= AUFGABEN =
• A. Prüfen Sie, ob die Aussagen (i) bis (iii) mit dem Text über wissenschaftliche Fachverlage übereinstimmen. Antworten Sie jeweils mit Ja oder Nein und zitieren Sie die ausschlaggebende Textstelle wörtlich.
(i) Wissenschaftliche Fachverlage werden im Text zunächst als Dienstleister für die wissenschaftliche Community bezeichnet.
(ii) Die Zunahme der Fachzeitschriften ist laut Text für die Verlage unproblematisch.
(iii) Themenspezifischere Zeitschriften richten sich laut Text an eine größere Interessentengruppe.
• B. Schreiben Sie den Abschnitt des Textes über wissenschaftliche Fachverlage zwischen „Aber was wird“ und „neuen Anforderungen bestehen.“, beide Stellen eingeschlossen, wortgetreu ab.

= ZU PRÜFENDER TEXT =
- - -
Aber was wird aus dieser Tradition, wenn sich Texte automatisiert übersetzen lassen und die Sprache eine immer geringere Rolle zu spielen scheint? Wie werden die Geisteswissenschaften mit dieser Entwicklung umgehen?

Wie können nun Verlage auf diese kritischen Entwicklungen reagieren? Wissenschaftliche Fachverlage sind zunächst einmal Dienstleister für die wissenschaftliche Community. Und nur, wenn sie sich als solche verstehen, können Sie auch im Wettbewerb mit anderen Institutionen und neuen Anforderungen bestehen.

Zugleich ist die Zunahme der Fachzeitschriften auch für die Verlage nicht unproblematisch, denn schnell werden themenspezifischere Zeitschriften für eine kleinere Interessentengruppe auch wirtschaftlich schwierig zu handhaben, wenn zugleich die Etats der Zeitschriftenbeschaffer bzw. Bibliotheken nicht gleichermaßen wachsen.
- - -
= DATENSATZ =

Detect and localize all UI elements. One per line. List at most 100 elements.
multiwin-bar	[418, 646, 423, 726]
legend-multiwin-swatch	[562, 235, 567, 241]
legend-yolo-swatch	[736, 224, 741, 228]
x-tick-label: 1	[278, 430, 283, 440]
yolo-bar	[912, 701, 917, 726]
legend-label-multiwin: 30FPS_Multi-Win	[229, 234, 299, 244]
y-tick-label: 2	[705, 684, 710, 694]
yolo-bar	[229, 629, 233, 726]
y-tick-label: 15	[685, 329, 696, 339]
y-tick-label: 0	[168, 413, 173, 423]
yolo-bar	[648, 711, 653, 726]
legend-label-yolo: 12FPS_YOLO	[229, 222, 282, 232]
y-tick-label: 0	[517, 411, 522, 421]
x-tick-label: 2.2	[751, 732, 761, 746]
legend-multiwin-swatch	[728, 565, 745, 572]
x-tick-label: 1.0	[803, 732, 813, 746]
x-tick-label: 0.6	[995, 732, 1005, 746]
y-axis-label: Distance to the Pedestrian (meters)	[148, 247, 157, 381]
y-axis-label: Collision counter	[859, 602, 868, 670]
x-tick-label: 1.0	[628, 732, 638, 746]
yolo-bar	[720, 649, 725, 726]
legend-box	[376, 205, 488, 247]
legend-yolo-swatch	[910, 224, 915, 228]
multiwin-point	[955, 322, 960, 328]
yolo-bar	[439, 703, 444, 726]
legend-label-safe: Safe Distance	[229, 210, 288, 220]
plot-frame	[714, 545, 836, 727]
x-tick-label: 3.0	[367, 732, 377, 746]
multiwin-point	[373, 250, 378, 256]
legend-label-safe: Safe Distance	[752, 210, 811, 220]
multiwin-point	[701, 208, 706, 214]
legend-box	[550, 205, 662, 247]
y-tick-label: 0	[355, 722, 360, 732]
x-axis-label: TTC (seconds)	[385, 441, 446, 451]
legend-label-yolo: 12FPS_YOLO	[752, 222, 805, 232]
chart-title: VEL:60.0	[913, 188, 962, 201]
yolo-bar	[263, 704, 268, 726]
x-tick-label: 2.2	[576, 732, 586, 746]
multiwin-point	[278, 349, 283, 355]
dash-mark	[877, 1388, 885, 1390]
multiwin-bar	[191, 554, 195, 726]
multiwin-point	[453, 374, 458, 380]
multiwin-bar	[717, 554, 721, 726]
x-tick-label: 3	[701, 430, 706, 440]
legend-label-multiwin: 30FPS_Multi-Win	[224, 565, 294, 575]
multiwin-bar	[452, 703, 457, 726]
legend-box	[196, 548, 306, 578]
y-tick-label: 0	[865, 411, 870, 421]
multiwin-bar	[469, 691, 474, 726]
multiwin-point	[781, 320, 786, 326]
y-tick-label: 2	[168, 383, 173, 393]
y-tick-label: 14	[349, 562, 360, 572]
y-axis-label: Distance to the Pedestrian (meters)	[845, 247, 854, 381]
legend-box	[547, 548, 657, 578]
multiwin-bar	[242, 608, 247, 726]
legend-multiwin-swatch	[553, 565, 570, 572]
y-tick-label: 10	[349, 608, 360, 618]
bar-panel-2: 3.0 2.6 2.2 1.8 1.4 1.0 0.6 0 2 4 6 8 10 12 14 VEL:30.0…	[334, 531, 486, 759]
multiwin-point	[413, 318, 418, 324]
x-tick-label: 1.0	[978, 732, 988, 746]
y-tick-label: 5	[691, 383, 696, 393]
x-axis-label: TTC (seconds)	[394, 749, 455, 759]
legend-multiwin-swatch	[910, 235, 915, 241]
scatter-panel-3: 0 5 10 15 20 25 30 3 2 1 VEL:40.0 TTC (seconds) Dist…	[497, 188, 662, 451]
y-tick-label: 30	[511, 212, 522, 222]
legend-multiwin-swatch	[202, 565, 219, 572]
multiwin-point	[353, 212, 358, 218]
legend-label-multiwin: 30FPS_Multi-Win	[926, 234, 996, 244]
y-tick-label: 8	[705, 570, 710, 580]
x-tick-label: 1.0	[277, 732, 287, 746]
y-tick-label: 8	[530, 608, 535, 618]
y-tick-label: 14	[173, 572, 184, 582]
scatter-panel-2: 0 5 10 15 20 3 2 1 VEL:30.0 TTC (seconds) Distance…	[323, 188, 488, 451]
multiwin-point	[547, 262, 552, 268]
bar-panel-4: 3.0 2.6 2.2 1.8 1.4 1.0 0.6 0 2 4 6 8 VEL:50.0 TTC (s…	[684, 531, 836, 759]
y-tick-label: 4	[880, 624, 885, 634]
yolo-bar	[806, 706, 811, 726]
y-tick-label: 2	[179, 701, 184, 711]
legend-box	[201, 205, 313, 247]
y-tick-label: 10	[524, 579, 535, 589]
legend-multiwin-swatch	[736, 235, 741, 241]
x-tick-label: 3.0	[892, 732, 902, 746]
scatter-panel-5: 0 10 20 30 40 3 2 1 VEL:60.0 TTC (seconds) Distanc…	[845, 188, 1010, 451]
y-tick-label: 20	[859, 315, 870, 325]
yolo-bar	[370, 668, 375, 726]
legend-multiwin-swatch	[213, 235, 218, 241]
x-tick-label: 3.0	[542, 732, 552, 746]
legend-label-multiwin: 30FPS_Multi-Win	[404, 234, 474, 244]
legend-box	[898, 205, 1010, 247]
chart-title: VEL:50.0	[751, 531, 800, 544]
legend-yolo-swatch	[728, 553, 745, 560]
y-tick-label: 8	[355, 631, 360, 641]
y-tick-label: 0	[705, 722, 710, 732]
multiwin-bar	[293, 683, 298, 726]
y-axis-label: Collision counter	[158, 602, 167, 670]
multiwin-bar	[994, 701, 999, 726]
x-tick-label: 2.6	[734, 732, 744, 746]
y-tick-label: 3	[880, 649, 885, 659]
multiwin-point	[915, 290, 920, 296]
- - -
= LÖSUNGSÜBERSICHT =
• A.
(i) Ja – „Wissenschaftliche Fachverlage sind zunächst einmal Dienstleister für die wissenschaftliche Community.“
(ii) Nein – „Zugleich ist die Zunahme der Fachzeitschriften auch für die Verlage nicht unproblematisch“
(iii) Nein – „themenspezifischere Zeitschriften für eine kleinere Interessentengruppe“

• B.
Aber was wird aus dieser Tradition, wenn sich Texte automatisiert übersetzen lassen und die Sprache eine immer geringere Rolle zu spielen scheint? Wie werden die Geisteswissenschaften mit dieser Entwicklung umgehen?

Wie können nun Verlage auf diese kritischen Entwicklungen reagieren? Wissenschaftliche Fachverlage sind zunächst einmal Dienstleister für die wissenschaftliche Community. Und nur, wenn sie sich als solche verstehen, können Sie auch im Wettbewerb mit anderen Institutionen und neuen Anforderungen bestehen.